====== Records provided ======

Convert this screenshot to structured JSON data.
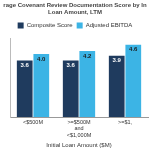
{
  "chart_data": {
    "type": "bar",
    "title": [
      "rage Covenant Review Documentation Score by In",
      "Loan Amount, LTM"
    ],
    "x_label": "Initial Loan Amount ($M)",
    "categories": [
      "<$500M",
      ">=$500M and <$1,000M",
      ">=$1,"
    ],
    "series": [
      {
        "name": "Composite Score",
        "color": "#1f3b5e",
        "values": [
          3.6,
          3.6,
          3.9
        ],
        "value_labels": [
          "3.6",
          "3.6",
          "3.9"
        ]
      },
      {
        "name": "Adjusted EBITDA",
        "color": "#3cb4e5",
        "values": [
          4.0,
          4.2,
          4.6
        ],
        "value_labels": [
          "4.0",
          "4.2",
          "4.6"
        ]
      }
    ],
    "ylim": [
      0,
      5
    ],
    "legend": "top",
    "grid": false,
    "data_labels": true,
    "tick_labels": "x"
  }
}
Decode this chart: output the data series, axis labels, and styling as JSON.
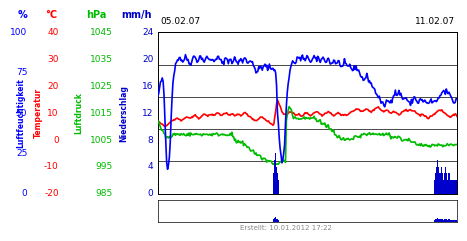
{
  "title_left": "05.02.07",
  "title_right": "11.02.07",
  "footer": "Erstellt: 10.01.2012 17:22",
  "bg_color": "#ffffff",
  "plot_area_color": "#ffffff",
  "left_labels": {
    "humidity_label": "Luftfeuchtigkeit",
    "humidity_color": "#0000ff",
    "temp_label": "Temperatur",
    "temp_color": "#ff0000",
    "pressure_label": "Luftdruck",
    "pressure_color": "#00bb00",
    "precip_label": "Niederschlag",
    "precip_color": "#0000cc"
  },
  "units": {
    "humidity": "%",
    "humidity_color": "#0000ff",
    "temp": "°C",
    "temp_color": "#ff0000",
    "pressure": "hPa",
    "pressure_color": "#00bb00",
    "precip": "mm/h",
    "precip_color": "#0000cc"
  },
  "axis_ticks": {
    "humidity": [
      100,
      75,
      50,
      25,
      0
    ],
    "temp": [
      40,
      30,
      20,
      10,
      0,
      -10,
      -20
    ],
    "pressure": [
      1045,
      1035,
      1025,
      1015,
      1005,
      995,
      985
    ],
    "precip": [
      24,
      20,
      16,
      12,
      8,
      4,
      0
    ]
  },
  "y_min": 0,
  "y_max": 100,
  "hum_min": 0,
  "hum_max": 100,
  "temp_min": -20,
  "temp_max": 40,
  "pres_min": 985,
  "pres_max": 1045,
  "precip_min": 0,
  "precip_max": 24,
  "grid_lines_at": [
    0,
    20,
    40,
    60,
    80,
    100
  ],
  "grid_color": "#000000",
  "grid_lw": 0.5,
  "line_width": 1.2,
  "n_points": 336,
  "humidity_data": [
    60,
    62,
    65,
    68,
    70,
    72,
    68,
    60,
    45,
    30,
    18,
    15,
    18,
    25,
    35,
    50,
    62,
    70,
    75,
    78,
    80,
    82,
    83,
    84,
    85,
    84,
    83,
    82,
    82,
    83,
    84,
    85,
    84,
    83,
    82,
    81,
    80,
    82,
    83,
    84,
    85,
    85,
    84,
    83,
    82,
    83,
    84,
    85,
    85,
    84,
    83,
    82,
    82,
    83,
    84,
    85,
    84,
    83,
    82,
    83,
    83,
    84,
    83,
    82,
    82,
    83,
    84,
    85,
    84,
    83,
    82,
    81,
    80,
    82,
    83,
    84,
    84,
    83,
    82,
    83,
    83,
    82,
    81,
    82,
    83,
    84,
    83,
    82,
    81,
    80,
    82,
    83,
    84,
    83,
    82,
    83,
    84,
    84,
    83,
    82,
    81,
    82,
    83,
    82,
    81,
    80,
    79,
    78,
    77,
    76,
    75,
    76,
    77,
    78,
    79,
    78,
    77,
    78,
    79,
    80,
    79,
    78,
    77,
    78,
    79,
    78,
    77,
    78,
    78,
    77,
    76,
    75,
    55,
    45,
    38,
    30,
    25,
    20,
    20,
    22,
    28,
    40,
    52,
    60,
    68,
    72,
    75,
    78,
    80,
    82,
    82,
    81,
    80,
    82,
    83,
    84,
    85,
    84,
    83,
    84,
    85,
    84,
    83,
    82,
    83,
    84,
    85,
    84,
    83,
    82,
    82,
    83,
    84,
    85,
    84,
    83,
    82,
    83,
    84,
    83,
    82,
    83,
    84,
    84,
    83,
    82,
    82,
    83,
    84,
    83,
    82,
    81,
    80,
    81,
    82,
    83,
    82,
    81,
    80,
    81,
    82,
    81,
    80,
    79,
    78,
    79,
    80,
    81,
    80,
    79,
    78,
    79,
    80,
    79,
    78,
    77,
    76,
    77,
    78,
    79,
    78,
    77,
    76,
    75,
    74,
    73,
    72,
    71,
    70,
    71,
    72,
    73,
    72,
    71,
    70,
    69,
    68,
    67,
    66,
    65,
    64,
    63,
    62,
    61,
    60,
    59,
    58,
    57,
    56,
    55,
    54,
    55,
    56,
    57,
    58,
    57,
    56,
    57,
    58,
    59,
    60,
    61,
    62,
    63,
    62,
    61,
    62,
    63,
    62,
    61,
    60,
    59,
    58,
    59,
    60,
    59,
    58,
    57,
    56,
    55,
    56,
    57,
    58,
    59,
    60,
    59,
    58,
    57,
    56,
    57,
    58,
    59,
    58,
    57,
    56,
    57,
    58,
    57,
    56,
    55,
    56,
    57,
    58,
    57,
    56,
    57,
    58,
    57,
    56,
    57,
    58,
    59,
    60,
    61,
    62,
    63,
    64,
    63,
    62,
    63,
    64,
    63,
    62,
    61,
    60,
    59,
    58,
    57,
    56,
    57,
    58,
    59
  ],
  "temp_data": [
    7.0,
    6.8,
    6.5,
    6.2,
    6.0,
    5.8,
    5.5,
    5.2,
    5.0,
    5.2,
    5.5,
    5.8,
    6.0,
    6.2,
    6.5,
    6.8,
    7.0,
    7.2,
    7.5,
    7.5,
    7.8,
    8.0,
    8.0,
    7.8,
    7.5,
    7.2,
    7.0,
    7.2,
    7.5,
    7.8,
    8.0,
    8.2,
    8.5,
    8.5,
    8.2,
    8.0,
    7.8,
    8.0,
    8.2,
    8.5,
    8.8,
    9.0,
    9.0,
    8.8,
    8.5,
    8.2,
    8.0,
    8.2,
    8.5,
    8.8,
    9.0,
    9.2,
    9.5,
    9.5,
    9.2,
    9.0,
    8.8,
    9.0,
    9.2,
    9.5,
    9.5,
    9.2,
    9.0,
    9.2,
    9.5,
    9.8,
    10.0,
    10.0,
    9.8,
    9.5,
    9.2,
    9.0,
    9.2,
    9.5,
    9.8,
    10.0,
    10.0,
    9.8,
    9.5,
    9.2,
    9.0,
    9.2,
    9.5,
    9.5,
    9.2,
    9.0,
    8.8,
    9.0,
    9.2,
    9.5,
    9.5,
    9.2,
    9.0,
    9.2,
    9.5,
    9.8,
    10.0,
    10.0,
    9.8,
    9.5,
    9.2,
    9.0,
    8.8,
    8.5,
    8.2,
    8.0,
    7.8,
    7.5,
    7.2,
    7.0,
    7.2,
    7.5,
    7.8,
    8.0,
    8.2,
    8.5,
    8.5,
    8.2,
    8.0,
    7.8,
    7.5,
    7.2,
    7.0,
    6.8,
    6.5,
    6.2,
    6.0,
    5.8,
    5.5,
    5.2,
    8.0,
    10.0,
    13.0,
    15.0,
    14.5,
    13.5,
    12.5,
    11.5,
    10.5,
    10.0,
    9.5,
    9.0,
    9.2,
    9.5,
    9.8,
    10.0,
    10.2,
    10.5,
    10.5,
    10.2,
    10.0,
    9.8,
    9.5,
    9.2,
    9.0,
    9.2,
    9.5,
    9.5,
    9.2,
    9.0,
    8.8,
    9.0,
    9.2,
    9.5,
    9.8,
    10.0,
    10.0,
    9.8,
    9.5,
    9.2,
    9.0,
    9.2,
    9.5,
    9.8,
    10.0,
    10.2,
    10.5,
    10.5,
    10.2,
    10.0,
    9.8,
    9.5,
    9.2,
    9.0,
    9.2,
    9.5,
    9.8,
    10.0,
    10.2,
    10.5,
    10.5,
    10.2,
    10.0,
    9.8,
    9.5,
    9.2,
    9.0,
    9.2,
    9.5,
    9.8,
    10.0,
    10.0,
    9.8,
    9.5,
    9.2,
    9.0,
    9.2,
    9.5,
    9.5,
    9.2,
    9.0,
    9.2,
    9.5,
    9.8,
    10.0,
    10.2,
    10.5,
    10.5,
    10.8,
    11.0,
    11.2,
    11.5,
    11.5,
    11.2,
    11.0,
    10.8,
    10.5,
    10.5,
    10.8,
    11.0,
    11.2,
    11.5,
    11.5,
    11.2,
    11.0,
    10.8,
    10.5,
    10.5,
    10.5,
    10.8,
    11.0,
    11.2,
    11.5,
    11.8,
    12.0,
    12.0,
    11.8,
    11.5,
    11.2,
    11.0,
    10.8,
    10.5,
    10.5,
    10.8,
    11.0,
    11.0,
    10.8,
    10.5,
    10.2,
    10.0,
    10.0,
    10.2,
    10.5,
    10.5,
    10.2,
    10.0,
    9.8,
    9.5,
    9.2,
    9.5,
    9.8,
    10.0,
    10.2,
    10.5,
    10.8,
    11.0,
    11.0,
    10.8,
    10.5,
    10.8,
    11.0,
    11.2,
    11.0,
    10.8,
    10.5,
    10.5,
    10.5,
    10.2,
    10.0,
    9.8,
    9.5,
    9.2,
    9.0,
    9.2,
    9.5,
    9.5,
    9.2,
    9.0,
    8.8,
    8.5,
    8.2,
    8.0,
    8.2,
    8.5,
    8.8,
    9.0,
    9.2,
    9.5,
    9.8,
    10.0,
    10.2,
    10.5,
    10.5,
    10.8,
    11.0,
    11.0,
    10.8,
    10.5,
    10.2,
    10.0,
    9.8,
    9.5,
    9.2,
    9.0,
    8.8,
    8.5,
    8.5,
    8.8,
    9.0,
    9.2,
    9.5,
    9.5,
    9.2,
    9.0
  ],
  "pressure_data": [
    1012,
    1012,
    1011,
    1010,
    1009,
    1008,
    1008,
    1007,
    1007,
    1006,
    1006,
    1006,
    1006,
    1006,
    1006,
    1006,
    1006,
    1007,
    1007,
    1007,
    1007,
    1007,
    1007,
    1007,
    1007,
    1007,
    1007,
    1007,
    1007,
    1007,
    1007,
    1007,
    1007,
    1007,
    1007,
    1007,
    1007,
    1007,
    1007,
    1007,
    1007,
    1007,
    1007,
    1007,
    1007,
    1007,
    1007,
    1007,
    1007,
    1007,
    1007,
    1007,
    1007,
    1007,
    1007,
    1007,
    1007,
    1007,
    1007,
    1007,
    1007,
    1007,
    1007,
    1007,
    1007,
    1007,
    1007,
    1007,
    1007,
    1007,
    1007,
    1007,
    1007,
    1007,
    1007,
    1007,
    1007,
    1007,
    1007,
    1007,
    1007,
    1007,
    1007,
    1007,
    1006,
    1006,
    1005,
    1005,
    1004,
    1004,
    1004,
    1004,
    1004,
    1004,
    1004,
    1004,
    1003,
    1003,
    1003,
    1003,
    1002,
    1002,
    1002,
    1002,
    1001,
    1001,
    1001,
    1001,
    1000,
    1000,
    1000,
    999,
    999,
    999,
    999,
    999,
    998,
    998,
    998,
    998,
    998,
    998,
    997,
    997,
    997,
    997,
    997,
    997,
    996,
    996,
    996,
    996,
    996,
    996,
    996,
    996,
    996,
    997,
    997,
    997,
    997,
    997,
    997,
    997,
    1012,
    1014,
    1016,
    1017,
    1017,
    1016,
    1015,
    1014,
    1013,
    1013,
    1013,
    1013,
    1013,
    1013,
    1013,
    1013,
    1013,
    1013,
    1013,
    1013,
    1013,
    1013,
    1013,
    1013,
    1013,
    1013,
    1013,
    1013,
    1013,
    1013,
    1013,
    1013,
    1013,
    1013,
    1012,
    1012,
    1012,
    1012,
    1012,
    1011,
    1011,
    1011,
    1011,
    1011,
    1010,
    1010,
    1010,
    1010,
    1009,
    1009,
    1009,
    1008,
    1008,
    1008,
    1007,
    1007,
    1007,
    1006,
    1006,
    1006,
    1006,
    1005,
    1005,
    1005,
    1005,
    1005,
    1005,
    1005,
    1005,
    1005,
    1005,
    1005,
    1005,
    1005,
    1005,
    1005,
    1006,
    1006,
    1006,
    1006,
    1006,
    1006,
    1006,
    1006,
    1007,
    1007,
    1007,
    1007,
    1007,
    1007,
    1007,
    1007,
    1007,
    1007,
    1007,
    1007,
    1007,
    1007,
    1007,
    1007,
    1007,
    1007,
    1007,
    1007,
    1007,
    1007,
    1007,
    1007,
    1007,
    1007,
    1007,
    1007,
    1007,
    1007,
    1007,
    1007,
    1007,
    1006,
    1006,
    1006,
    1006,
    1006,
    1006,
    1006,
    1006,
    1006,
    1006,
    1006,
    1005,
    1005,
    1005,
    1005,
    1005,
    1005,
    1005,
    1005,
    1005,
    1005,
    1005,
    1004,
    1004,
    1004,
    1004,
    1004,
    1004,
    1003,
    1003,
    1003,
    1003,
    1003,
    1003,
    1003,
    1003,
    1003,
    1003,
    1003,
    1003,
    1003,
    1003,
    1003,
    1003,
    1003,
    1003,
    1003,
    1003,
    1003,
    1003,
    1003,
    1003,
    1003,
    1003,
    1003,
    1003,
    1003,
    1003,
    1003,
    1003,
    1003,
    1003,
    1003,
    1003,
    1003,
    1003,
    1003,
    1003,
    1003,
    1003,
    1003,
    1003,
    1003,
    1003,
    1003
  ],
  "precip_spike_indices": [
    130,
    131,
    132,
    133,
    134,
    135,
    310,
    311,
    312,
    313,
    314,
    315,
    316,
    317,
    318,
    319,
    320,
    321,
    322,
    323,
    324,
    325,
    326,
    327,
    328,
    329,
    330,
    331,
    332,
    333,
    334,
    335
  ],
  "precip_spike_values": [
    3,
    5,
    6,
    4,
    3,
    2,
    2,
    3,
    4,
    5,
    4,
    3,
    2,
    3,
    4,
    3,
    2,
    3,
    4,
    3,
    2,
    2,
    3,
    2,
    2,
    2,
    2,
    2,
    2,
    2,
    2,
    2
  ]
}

======

▶ **Task objective**
Pull out each line containing the word "name" and copy it.

▶ **Full answer**
        "name": "Composite Score",
        "name": "Adjusted EBITDA",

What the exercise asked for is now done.